- **DOCUMENT EXCERPT**:
-=-=-=-=-

Ask me good questions, and I will throw you vegan candy – Barb Troyer

“If you have a community radio station, take advantage of it….that’s why I started the show…some unique content you won’t find at other stations” – Barb (who all the following quotes will be from).

Here’s the directory for public broadcasting organizations to find what’s available in your area. You can receive support from experts and local DJs who want to be involved, get involved with your community, hear yourself on the radio and be involved in a learning experience.

Pros:

  • Get information directly your local community and beyond (through syndication).
  • Support from an eclectic bunch of local DJs

When you’re on your own, with zero to no budget, pick up or find a cheap headset/mic combo, such as one you might use for gaming, or put together two separate pieces. Make a DIY pop screen with a nylon stocking to help your audio. Skype is free, and most people use it for radio interviews. Get to know audio editing software, like Audacity and Garage Band.

Sources & tools for little to modest budgets of DIY audio recording:

If you’re looking to save money, check out older versions of software.

Barb recently upgraded to a Blue Yeti microphone and is raving about it, but there are cheaper alternatives she’s spent time with – it’s all about reliability, and trial and error.

Similar to graphics, make sure you always save an uncompressed version of your audio file. You’ll lose quality, if not. With a PC, save it as a wave file and then save it as an MP3.

You want to hear if there’s feedback in the room. Are there other sounds? You do not want any other sound being picked up in the room.

-=-=-=-=-

- **RECORDED DATA**:

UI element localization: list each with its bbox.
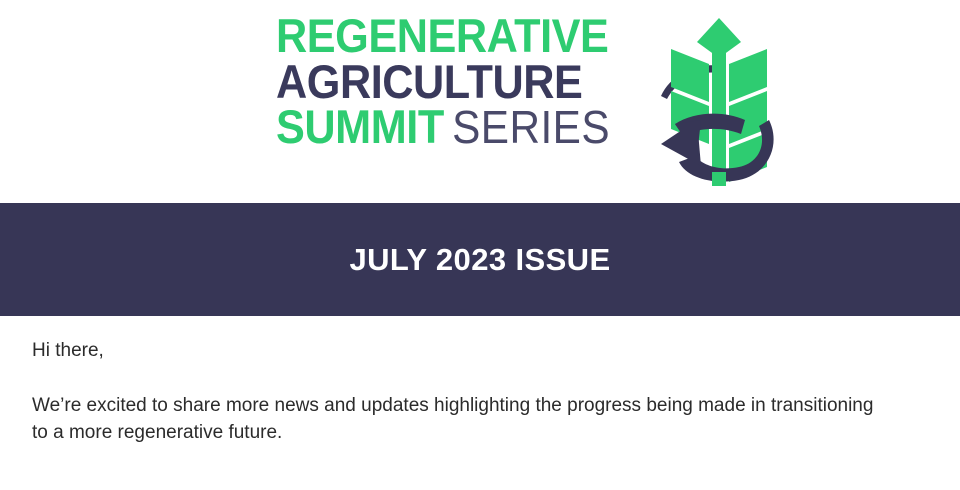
intro-paragraph: We’re excited to share more news and upd… [32, 392, 888, 447]
greeting-text: Hi there, [32, 338, 928, 364]
wordmark-series: SERIES [452, 106, 610, 149]
wordmark-line-regenerative: REGENERATIVE [276, 14, 610, 58]
newsletter-page: REGENERATIVE AGRICULTURE SUMMIT SERIES [0, 0, 960, 490]
wheat-stalk-with-circular-arrow-icon [657, 16, 781, 194]
issue-banner: JULY 2023 ISSUE [0, 203, 960, 316]
brand-logo-lockup[interactable]: REGENERATIVE AGRICULTURE SUMMIT SERIES [276, 14, 781, 194]
wordmark-summit: SUMMIT [276, 105, 444, 149]
wordmark-line-summit-series: SUMMIT SERIES [276, 105, 610, 149]
email-body: Hi there, We’re excited to share more ne… [0, 316, 960, 490]
wordmark-line-agriculture: AGRICULTURE [276, 60, 610, 104]
logo-header: REGENERATIVE AGRICULTURE SUMMIT SERIES [0, 0, 960, 203]
issue-banner-title: JULY 2023 ISSUE [349, 242, 610, 278]
brand-wordmark: REGENERATIVE AGRICULTURE SUMMIT SERIES [276, 14, 639, 149]
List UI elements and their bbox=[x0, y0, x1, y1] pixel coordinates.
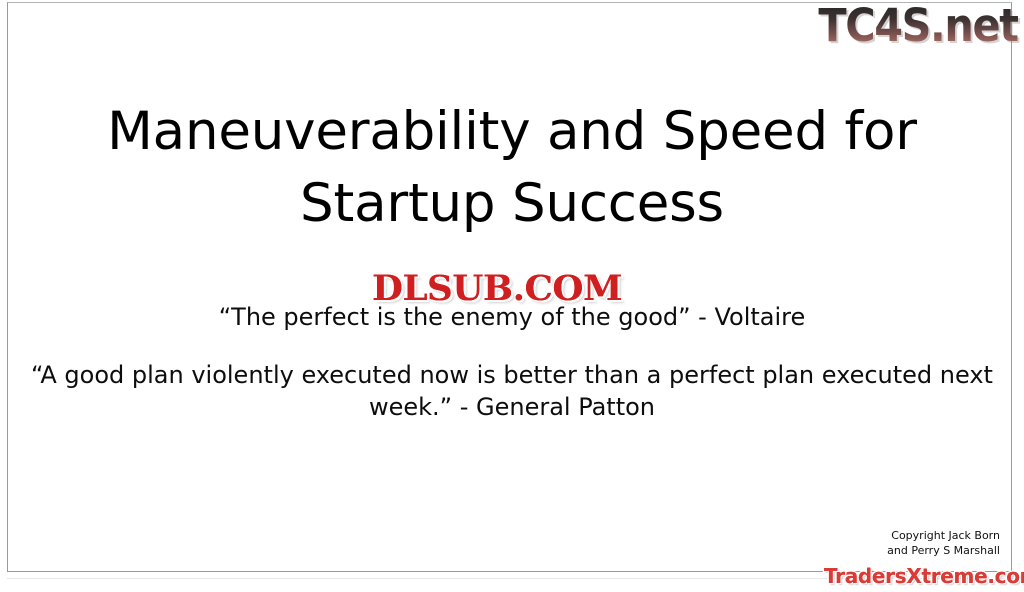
slide-title: Maneuverability and Speed for Startup Su… bbox=[0, 96, 1024, 240]
slide-title-line-1: Maneuverability and Speed for bbox=[0, 96, 1024, 168]
copyright-notice: Copyright Jack Born and Perry S Marshall bbox=[760, 528, 1000, 558]
tc4s-logo-watermark: TC4S.net bbox=[819, 1, 1018, 51]
copyright-line-2: and Perry S Marshall bbox=[760, 543, 1000, 558]
quote-patton: “A good plan violently executed now is b… bbox=[30, 359, 994, 423]
slide-title-line-2: Startup Success bbox=[0, 168, 1024, 240]
copyright-line-1: Copyright Jack Born bbox=[760, 528, 1000, 543]
dlsub-watermark: DLSUB.COM bbox=[372, 271, 622, 307]
tradersxtreme-banner: TradersXtreme.com bbox=[824, 563, 1024, 589]
presentation-slide: Maneuverability and Speed for Startup Su… bbox=[0, 0, 1024, 592]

-=-=-=-=-

- **TASK SET**:
1 > From the radio tips text, reproduce the passage starting at "Ask me good" and ending at "will be from).".
2 > In the radio tips text, what can be used to make a DIY pop screen?
3 > Carry on the radio tips text from its final sentence.

- **ANSWERS PER TASK**:
1 >
Ask me good questions, and I will throw you vegan candy – Barb Troyer

“If you have a community radio station, take advantage of it….that’s why I started the show…some unique content you won’t find at other stations” – Barb (who all the following quotes will be from).

2 > A nylon stocking.

3 >
“It’s like garbage in, garbage out”.

Check out student discounts on software, if applicable.

“Getting organized if half the battle….you have no idea how much time I spend on this show”.

You will spend time…..gathering content, being up to date with the news, and any scripts you can prepare in advance on top of ad-libbing.

Fun fact: As for her own notes, Barb now finds Evernote easier to utilize than Google docs.

More folks and the labor of love: “We have a common goal of educating the public….you want to get the information out there….talk to those people [other vegan podcasters]”.

Favorite vegan podcasts:

Get Prepared: What type of format do you want to have? What do you want to listen to?

An hour is a fairly standard length of time for a podcast. You will find out what your station requirements are if you’re on a station, if not, you can really do whatever you like. Consider breaking up the podcast into segments, if it’s super long.

Edit out the lip smacks!

“Remind yourself, this is supposed to be fun.”

“You’ll be amazed that you are not as articulate as you thought you were.”

You don’t need to write your RSS Feed from scratch. Itunes will tell you exactly what you need to submit your feed there. If you use WordPress, it creates one automatically.

Find out who’s downloading with Feedburner. Get to know your audience and community.

So inspiring! Get talking.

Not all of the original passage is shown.